▶ Items from a data source:
— START —

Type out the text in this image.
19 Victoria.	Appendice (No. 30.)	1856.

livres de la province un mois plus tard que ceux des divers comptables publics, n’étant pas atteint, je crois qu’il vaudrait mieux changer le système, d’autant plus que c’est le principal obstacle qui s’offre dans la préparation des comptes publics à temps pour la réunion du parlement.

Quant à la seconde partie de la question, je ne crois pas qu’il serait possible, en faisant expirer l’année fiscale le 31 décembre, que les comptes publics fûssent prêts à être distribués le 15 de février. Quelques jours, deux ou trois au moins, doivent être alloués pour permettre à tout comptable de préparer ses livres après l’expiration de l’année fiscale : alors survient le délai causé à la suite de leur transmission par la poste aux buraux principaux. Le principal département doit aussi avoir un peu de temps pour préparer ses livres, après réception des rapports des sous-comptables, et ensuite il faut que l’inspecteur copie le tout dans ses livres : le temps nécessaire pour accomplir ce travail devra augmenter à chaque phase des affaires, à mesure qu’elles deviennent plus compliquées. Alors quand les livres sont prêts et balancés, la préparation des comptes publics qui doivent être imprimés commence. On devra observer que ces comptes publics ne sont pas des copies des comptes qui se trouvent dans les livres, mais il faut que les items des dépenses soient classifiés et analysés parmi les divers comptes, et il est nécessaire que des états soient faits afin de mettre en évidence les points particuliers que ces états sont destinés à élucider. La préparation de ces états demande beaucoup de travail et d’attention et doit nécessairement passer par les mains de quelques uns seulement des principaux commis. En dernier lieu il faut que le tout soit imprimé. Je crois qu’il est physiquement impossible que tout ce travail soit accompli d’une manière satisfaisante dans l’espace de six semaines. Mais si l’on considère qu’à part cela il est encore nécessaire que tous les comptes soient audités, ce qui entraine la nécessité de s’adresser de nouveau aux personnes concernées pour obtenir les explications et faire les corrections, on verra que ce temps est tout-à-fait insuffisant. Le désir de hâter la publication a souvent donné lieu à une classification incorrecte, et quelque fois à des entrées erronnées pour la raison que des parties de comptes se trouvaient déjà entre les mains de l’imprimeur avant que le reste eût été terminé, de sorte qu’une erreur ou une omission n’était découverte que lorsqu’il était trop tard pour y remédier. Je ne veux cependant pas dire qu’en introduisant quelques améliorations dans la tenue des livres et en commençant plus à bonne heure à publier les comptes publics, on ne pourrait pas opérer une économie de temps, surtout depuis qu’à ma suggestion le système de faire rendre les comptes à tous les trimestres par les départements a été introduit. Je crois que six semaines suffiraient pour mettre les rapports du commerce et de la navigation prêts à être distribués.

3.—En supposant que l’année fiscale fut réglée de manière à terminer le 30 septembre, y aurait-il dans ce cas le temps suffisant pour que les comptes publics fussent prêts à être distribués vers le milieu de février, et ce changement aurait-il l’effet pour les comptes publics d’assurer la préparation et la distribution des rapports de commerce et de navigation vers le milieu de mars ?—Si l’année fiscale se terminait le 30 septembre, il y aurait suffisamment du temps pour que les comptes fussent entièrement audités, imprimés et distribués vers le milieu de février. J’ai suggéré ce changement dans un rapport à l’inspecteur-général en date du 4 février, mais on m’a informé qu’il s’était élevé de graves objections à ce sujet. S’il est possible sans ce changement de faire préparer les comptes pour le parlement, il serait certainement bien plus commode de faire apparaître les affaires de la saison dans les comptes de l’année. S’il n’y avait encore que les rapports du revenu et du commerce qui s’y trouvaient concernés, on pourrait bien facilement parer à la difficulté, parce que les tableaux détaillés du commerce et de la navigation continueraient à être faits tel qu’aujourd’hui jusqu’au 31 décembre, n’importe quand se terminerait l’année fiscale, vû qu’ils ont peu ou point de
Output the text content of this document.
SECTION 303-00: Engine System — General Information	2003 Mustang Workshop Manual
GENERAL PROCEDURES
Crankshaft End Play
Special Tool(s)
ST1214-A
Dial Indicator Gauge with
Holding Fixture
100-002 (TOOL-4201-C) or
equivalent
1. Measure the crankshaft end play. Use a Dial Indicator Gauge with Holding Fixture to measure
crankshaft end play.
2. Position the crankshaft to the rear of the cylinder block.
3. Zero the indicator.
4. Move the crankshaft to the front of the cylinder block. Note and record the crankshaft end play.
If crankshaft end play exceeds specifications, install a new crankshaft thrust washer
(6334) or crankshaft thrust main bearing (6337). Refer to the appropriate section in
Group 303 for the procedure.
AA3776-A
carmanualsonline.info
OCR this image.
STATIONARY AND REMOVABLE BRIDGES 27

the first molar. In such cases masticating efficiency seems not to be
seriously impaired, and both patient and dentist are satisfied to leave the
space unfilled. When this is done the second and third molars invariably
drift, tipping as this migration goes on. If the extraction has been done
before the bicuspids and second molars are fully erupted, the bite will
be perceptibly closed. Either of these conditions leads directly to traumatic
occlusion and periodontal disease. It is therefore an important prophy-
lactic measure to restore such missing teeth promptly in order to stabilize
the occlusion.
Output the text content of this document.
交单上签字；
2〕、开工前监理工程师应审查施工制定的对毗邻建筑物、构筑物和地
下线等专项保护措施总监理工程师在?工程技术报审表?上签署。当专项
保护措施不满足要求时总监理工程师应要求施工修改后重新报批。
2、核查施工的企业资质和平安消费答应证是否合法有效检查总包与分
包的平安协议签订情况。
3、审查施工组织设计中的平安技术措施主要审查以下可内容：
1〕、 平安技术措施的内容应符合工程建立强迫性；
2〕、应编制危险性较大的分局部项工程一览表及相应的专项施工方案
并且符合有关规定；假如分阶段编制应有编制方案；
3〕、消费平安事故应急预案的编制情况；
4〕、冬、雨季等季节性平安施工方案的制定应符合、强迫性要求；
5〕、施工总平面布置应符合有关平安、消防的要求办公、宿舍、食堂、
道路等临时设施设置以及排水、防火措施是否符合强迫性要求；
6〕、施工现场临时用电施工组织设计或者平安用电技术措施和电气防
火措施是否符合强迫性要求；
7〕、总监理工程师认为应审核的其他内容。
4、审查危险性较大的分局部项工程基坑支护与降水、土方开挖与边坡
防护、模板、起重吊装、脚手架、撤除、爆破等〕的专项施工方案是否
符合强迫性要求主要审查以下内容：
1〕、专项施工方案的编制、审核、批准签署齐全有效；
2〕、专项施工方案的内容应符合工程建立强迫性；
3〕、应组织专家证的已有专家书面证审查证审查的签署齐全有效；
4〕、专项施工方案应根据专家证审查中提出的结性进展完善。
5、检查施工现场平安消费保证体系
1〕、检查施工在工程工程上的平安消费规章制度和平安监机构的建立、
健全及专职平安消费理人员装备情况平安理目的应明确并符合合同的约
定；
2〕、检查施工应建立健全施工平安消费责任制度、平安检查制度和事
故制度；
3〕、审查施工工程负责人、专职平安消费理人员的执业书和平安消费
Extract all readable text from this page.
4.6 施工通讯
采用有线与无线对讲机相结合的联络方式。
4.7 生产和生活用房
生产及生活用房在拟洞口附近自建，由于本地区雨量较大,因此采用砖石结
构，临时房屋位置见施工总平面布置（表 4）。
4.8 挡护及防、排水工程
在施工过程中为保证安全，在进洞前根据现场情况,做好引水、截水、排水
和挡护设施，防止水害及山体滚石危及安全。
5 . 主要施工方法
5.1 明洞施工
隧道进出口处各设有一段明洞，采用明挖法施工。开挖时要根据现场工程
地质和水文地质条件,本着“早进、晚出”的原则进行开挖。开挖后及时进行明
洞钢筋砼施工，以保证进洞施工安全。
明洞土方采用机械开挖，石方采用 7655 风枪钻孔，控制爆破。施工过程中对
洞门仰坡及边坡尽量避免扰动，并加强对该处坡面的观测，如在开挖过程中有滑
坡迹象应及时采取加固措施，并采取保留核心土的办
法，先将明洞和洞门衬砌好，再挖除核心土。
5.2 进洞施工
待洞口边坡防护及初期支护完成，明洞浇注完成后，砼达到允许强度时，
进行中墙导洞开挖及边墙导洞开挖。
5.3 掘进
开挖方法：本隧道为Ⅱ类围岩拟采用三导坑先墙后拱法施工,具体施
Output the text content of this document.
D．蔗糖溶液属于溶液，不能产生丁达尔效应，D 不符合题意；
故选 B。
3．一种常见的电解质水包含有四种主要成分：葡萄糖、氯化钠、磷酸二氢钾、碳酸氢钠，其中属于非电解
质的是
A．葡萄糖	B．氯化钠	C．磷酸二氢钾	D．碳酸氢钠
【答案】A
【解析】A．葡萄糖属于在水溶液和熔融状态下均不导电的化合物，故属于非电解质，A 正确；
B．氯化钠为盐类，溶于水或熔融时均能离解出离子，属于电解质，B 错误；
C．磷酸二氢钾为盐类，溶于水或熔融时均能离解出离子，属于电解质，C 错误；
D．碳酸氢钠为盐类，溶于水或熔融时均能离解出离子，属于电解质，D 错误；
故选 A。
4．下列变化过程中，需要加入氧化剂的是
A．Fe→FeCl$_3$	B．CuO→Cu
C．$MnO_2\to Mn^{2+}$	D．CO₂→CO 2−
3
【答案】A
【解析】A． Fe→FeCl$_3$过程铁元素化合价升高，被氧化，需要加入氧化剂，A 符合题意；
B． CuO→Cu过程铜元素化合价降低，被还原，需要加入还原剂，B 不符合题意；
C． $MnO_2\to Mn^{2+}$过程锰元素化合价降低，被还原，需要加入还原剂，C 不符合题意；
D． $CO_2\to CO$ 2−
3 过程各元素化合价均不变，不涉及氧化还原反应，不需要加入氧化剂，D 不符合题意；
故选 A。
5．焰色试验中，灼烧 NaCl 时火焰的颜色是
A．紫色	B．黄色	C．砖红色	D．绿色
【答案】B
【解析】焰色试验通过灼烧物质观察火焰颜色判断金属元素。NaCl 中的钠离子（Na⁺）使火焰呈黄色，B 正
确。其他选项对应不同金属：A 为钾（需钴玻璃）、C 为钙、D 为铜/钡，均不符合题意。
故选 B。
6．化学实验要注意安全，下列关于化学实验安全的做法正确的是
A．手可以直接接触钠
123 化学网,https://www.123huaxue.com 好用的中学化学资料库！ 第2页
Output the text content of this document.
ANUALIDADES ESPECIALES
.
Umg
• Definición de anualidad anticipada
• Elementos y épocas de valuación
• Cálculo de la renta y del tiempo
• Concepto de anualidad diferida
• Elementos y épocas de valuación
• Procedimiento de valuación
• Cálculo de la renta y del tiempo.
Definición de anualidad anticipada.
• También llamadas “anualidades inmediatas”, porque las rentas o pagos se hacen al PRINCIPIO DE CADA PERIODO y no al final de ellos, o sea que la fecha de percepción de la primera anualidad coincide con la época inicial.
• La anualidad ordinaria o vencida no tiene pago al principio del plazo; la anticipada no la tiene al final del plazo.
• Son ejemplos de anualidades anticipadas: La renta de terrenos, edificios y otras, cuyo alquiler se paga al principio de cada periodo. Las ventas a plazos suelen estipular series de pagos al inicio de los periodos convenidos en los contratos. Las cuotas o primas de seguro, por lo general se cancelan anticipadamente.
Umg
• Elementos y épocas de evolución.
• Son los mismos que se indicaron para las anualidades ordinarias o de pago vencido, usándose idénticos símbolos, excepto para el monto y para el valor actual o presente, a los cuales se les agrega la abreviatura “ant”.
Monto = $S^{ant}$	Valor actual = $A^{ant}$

— END —

▶ REQUEST:
Check each line above for the word "需要加入还原剂" and copy the ones that have it.

▶ RESULT OF THE EXERCISE:
B． CuO→Cu过程铜元素化合价降低，被还原，需要加入还原剂，B 不符合题意；
C． $MnO_2\to Mn^{2+}$过程锰元素化合价降低，被还原，需要加入还原剂，C 不符合题意；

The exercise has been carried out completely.